**What is required**: Determine the number of lines in the data that include the word "JSON", and write only that number.

**Data for the task**:
------------------------------------------------
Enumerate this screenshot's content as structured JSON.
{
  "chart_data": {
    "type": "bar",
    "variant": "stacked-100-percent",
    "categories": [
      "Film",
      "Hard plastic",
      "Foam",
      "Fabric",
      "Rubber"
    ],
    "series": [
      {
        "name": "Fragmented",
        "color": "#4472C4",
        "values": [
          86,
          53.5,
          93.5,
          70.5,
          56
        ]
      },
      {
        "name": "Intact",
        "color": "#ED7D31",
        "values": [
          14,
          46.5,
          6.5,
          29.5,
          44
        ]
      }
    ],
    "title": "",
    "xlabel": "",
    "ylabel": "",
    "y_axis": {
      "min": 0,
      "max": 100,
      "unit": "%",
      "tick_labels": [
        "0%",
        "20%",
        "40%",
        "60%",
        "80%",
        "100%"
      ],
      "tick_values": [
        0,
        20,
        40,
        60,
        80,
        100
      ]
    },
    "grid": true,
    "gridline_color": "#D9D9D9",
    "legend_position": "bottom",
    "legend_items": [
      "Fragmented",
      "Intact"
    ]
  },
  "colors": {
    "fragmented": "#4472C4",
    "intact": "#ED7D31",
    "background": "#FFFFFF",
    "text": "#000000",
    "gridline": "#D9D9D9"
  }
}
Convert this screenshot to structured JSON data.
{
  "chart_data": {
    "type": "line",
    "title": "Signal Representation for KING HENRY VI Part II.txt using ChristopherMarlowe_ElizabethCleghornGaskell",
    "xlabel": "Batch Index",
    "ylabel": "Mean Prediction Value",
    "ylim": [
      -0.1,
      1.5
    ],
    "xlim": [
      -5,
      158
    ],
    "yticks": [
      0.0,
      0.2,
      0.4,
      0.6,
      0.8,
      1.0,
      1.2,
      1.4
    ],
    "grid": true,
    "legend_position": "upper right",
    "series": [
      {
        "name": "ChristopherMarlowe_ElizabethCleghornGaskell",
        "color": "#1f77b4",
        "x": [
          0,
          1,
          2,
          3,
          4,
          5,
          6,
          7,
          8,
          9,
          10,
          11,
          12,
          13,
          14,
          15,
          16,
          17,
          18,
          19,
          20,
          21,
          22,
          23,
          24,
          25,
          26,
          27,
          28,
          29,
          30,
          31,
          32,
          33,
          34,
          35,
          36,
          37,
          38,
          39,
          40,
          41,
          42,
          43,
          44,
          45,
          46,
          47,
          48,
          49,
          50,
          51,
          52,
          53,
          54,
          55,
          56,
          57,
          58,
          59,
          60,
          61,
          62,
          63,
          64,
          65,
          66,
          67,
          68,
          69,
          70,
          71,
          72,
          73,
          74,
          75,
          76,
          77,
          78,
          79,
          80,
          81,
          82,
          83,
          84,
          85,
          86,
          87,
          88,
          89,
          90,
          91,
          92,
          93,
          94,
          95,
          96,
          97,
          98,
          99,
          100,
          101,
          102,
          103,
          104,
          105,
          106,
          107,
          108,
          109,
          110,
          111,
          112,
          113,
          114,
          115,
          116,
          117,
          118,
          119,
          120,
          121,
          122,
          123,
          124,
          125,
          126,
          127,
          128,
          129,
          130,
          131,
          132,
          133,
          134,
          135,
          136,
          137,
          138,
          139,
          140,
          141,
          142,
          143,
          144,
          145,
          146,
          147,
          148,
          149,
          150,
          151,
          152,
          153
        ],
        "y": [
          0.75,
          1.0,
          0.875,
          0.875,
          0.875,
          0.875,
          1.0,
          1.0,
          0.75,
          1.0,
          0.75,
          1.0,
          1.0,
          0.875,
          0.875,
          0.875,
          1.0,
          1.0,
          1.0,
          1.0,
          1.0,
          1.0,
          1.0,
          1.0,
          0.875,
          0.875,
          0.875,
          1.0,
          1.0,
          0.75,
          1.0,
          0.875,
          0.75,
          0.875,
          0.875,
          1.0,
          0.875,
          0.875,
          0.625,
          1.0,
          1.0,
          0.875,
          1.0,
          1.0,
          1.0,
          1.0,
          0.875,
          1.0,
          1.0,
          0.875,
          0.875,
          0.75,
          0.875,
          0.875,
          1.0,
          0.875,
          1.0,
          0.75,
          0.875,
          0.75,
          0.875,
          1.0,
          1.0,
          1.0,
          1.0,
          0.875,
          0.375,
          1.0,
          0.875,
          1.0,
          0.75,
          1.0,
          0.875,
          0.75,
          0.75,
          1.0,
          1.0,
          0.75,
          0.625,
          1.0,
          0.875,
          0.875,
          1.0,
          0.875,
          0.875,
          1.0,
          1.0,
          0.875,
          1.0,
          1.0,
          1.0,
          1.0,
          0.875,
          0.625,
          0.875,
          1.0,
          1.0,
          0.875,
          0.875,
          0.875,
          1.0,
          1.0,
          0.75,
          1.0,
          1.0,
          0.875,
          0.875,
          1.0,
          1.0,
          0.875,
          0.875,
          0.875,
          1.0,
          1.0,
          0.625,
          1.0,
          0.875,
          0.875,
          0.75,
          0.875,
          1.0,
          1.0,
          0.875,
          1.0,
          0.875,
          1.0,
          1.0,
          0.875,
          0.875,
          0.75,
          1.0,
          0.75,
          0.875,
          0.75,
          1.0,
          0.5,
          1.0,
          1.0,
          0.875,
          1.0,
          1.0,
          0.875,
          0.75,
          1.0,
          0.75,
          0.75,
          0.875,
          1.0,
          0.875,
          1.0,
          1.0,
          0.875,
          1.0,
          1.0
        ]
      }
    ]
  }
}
------------------------------------------------
**The result**: 2